• _INSTRUCTION_
Exact reproduction of the data is required, with images excluded.

• _STORED RECORDS_
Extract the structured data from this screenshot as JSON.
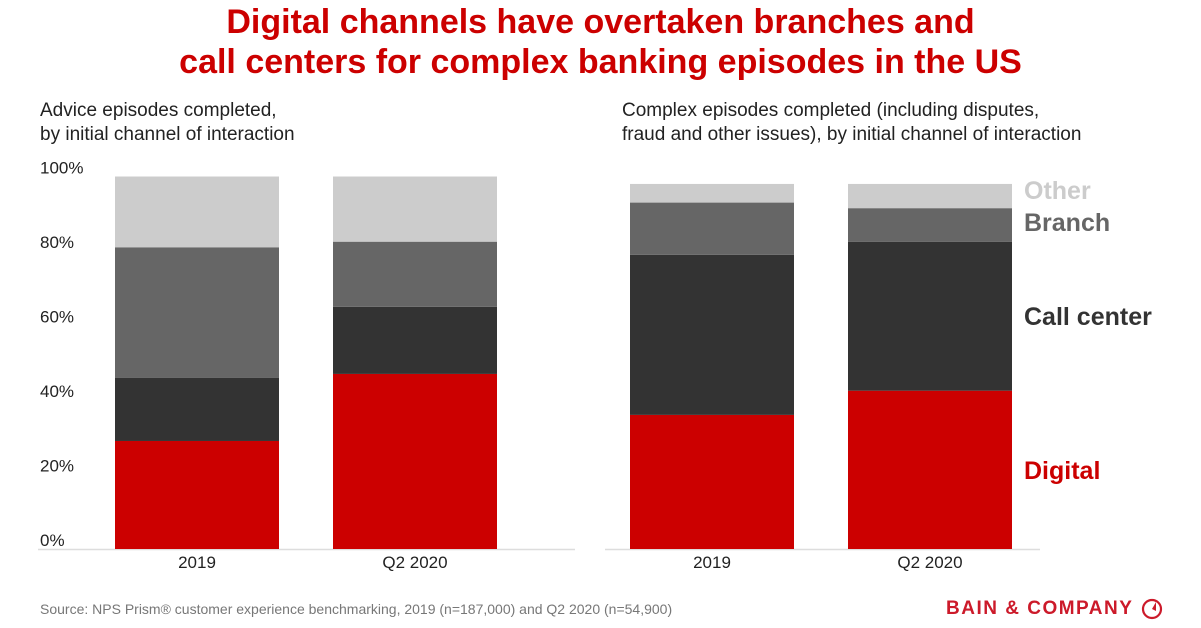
{
  "title_lines": [
    "Digital channels have overtaken branches and",
    "call centers for complex banking episodes in the US"
  ],
  "colors": {
    "Digital": "#cc0000",
    "Call center": "#333333",
    "Branch": "#666666",
    "Other": "#cccccc",
    "title": "#cc0000"
  },
  "chart_data": [
    {
      "type": "bar",
      "stacked": true,
      "title": "Advice episodes completed, by initial channel of interaction",
      "title_lines": [
        "Advice episodes completed,",
        "by initial channel of interaction"
      ],
      "categories": [
        "2019",
        "Q2 2020"
      ],
      "ylim": [
        0,
        100
      ],
      "yticks": [
        "0%",
        "20%",
        "40%",
        "60%",
        "80%",
        "100%"
      ],
      "series": [
        {
          "name": "Digital",
          "values": [
            29,
            47
          ]
        },
        {
          "name": "Call center",
          "values": [
            17,
            18
          ]
        },
        {
          "name": "Branch",
          "values": [
            35,
            17.5
          ]
        },
        {
          "name": "Other",
          "values": [
            19,
            17.5
          ]
        }
      ]
    },
    {
      "type": "bar",
      "stacked": true,
      "title": "Complex episodes completed (including disputes, fraud and other issues), by initial channel of interaction",
      "title_lines": [
        "Complex episodes completed (including disputes,",
        "fraud and other issues), by initial channel of interaction"
      ],
      "categories": [
        "2019",
        "Q2 2020"
      ],
      "ylim": [
        0,
        100
      ],
      "legend": "right",
      "series": [
        {
          "name": "Digital",
          "values": [
            36,
            42.5
          ]
        },
        {
          "name": "Call center",
          "values": [
            43,
            40
          ]
        },
        {
          "name": "Branch",
          "values": [
            14,
            9
          ]
        },
        {
          "name": "Other",
          "values": [
            5,
            6.5
          ]
        }
      ]
    }
  ],
  "source": "Source: NPS Prism® customer experience benchmarking, 2019 (n=187,000) and Q2 2020 (n=54,900)",
  "logo_text": "BAIN & COMPANY"
}
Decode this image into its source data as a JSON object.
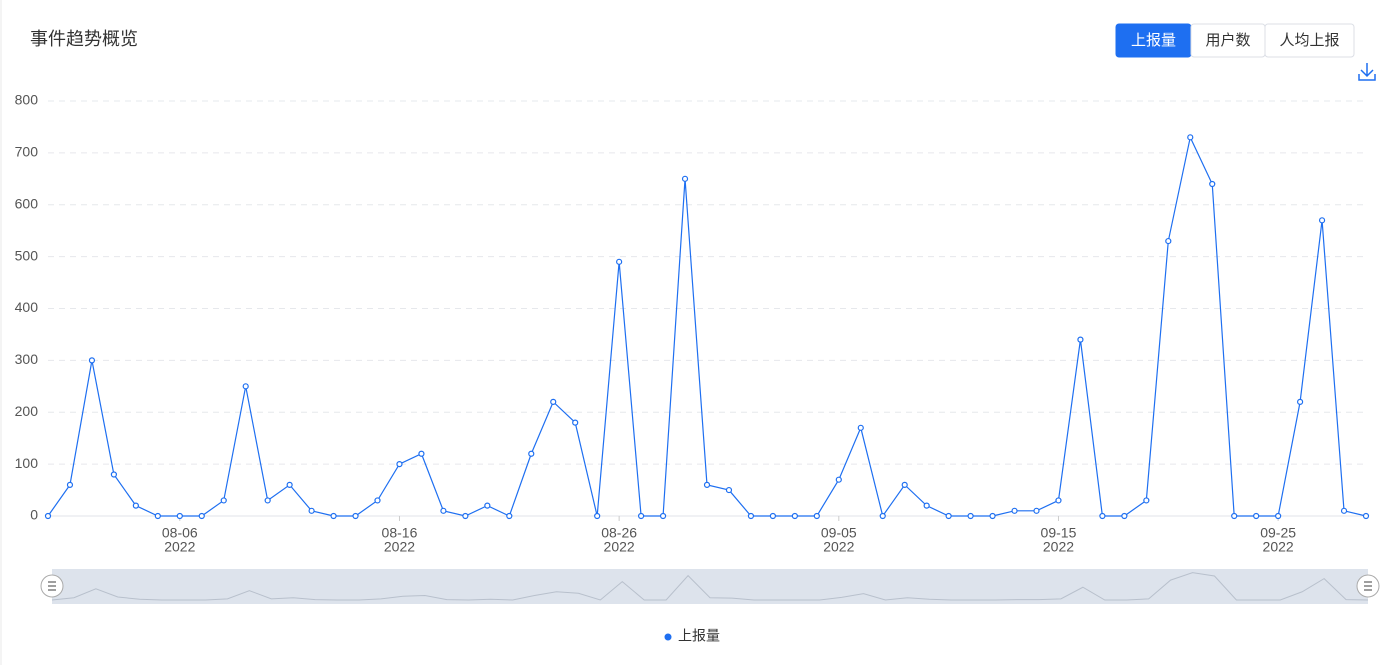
{
  "chart_data": {
    "type": "line",
    "title": "事件趋势概览",
    "buttons": [
      "上报量",
      "用户数",
      "人均上报"
    ],
    "active_button": 0,
    "x": [
      "2022-07-31",
      "2022-08-01",
      "2022-08-02",
      "2022-08-03",
      "2022-08-04",
      "2022-08-05",
      "2022-08-06",
      "2022-08-07",
      "2022-08-08",
      "2022-08-09",
      "2022-08-10",
      "2022-08-11",
      "2022-08-12",
      "2022-08-13",
      "2022-08-14",
      "2022-08-15",
      "2022-08-16",
      "2022-08-17",
      "2022-08-18",
      "2022-08-19",
      "2022-08-20",
      "2022-08-21",
      "2022-08-22",
      "2022-08-23",
      "2022-08-24",
      "2022-08-25",
      "2022-08-26",
      "2022-08-27",
      "2022-08-28",
      "2022-08-29",
      "2022-08-30",
      "2022-08-31",
      "2022-09-01",
      "2022-09-02",
      "2022-09-03",
      "2022-09-04",
      "2022-09-05",
      "2022-09-06",
      "2022-09-07",
      "2022-09-08",
      "2022-09-09",
      "2022-09-10",
      "2022-09-11",
      "2022-09-12",
      "2022-09-13",
      "2022-09-14",
      "2022-09-15",
      "2022-09-16",
      "2022-09-17",
      "2022-09-18",
      "2022-09-19",
      "2022-09-20",
      "2022-09-21",
      "2022-09-22",
      "2022-09-23",
      "2022-09-24",
      "2022-09-25",
      "2022-09-26",
      "2022-09-27",
      "2022-09-28",
      "2022-09-29"
    ],
    "series": [
      {
        "name": "上报量",
        "color": "#1e6ff1",
        "values": [
          0,
          60,
          300,
          80,
          20,
          0,
          0,
          0,
          30,
          250,
          30,
          60,
          10,
          0,
          0,
          30,
          100,
          120,
          10,
          0,
          20,
          0,
          120,
          220,
          180,
          0,
          490,
          0,
          0,
          650,
          60,
          50,
          0,
          0,
          0,
          0,
          70,
          170,
          0,
          60,
          20,
          0,
          0,
          0,
          10,
          10,
          30,
          340,
          0,
          0,
          30,
          530,
          730,
          640,
          0,
          0,
          0,
          220,
          570,
          10,
          0
        ]
      }
    ],
    "xlim": [
      "2022-07-31",
      "2022-09-29"
    ],
    "xticks": [
      {
        "value": "2022-08-06",
        "label": [
          "08-06",
          "2022"
        ]
      },
      {
        "value": "2022-08-16",
        "label": [
          "08-16",
          "2022"
        ]
      },
      {
        "value": "2022-08-26",
        "label": [
          "08-26",
          "2022"
        ]
      },
      {
        "value": "2022-09-05",
        "label": [
          "09-05",
          "2022"
        ]
      },
      {
        "value": "2022-09-15",
        "label": [
          "09-15",
          "2022"
        ]
      },
      {
        "value": "2022-09-25",
        "label": [
          "09-25",
          "2022"
        ]
      }
    ],
    "ylim": [
      0,
      800
    ],
    "yticks": [
      0,
      100,
      200,
      300,
      400,
      500,
      600,
      700,
      800
    ],
    "grid": true
  }
}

• _WRITTEN RESPONSE_
Extract the structured data from this screenshot as JSON.
{
  "title_lines": [
    "Digital channels have overtaken branches and",
    "call centers for complex banking episodes in the US"
  ],
  "colors": {
    "Digital": "#cc0000",
    "Call center": "#333333",
    "Branch": "#666666",
    "Other": "#cccccc",
    "title": "#cc0000"
  },
  "chart_data": [
    {
      "type": "bar",
      "stacked": true,
      "title": "Advice episodes completed, by initial channel of interaction",
      "title_lines": [
        "Advice episodes completed,",
        "by initial channel of interaction"
      ],
      "categories": [
        "2019",
        "Q2 2020"
      ],
      "ylim": [
        0,
        100
      ],
      "yticks": [
        "0%",
        "20%",
        "40%",
        "60%",
        "80%",
        "100%"
      ],
      "series": [
        {
          "name": "Digital",
          "values": [
            29,
            47
          ]
        },
        {
          "name": "Call center",
          "values": [
            17,
            18
          ]
        },
        {
          "name": "Branch",
          "values": [
            35,
            17.5
          ]
        },
        {
          "name": "Other",
          "values": [
            19,
            17.5
          ]
        }
      ]
    },
    {
      "type": "bar",
      "stacked": true,
      "title": "Complex episodes completed (including disputes, fraud and other issues), by initial channel of interaction",
      "title_lines": [
        "Complex episodes completed (including disputes,",
        "fraud and other issues), by initial channel of interaction"
      ],
      "categories": [
        "2019",
        "Q2 2020"
      ],
      "ylim": [
        0,
        100
      ],
      "legend": "right",
      "series": [
        {
          "name": "Digital",
          "values": [
            36,
            42.5
          ]
        },
        {
          "name": "Call center",
          "values": [
            43,
            40
          ]
        },
        {
          "name": "Branch",
          "values": [
            14,
            9
          ]
        },
        {
          "name": "Other",
          "values": [
            5,
            6.5
          ]
        }
      ]
    }
  ],
  "source": "Source: NPS Prism® customer experience benchmarking, 2019 (n=187,000) and Q2 2020 (n=54,900)",
  "logo_text": "BAIN & COMPANY"
}
Decode this image into its source data as a JSON object.
{
  "chart_data": {
    "type": "line",
    "title": "事件趋势概览",
    "buttons": [
      "上报量",
      "用户数",
      "人均上报"
    ],
    "active_button": 0,
    "x": [
      "2022-07-31",
      "2022-08-01",
      "2022-08-02",
      "2022-08-03",
      "2022-08-04",
      "2022-08-05",
      "2022-08-06",
      "2022-08-07",
      "2022-08-08",
      "2022-08-09",
      "2022-08-10",
      "2022-08-11",
      "2022-08-12",
      "2022-08-13",
      "2022-08-14",
      "2022-08-15",
      "2022-08-16",
      "2022-08-17",
      "2022-08-18",
      "2022-08-19",
      "2022-08-20",
      "2022-08-21",
      "2022-08-22",
      "2022-08-23",
      "2022-08-24",
      "2022-08-25",
      "2022-08-26",
      "2022-08-27",
      "2022-08-28",
      "2022-08-29",
      "2022-08-30",
      "2022-08-31",
      "2022-09-01",
      "2022-09-02",
      "2022-09-03",
      "2022-09-04",
      "2022-09-05",
      "2022-09-06",
      "2022-09-07",
      "2022-09-08",
      "2022-09-09",
      "2022-09-10",
      "2022-09-11",
      "2022-09-12",
      "2022-09-13",
      "2022-09-14",
      "2022-09-15",
      "2022-09-16",
      "2022-09-17",
      "2022-09-18",
      "2022-09-19",
      "2022-09-20",
      "2022-09-21",
      "2022-09-22",
      "2022-09-23",
      "2022-09-24",
      "2022-09-25",
      "2022-09-26",
      "2022-09-27",
      "2022-09-28",
      "2022-09-29"
    ],
    "series": [
      {
        "name": "上报量",
        "color": "#1e6ff1",
        "values": [
          0,
          60,
          300,
          80,
          20,
          0,
          0,
          0,
          30,
          250,
          30,
          60,
          10,
          0,
          0,
          30,
          100,
          120,
          10,
          0,
          20,
          0,
          120,
          220,
          180,
          0,
          490,
          0,
          0,
          650,
          60,
          50,
          0,
          0,
          0,
          0,
          70,
          170,
          0,
          60,
          20,
          0,
          0,
          0,
          10,
          10,
          30,
          340,
          0,
          0,
          30,
          530,
          730,
          640,
          0,
          0,
          0,
          220,
          570,
          10,
          0
        ]
      }
    ],
    "xlim": [
      "2022-07-31",
      "2022-09-29"
    ],
    "xticks": [
      {
        "value": "2022-08-06",
        "label": [
          "08-06",
          "2022"
        ]
      },
      {
        "value": "2022-08-16",
        "label": [
          "08-16",
          "2022"
        ]
      },
      {
        "value": "2022-08-26",
        "label": [
          "08-26",
          "2022"
        ]
      },
      {
        "value": "2022-09-05",
        "label": [
          "09-05",
          "2022"
        ]
      },
      {
        "value": "2022-09-15",
        "label": [
          "09-15",
          "2022"
        ]
      },
      {
        "value": "2022-09-25",
        "label": [
          "09-25",
          "2022"
        ]
      }
    ],
    "ylim": [
      0,
      800
    ],
    "yticks": [
      0,
      100,
      200,
      300,
      400,
      500,
      600,
      700,
      800
    ],
    "grid": true
  }
}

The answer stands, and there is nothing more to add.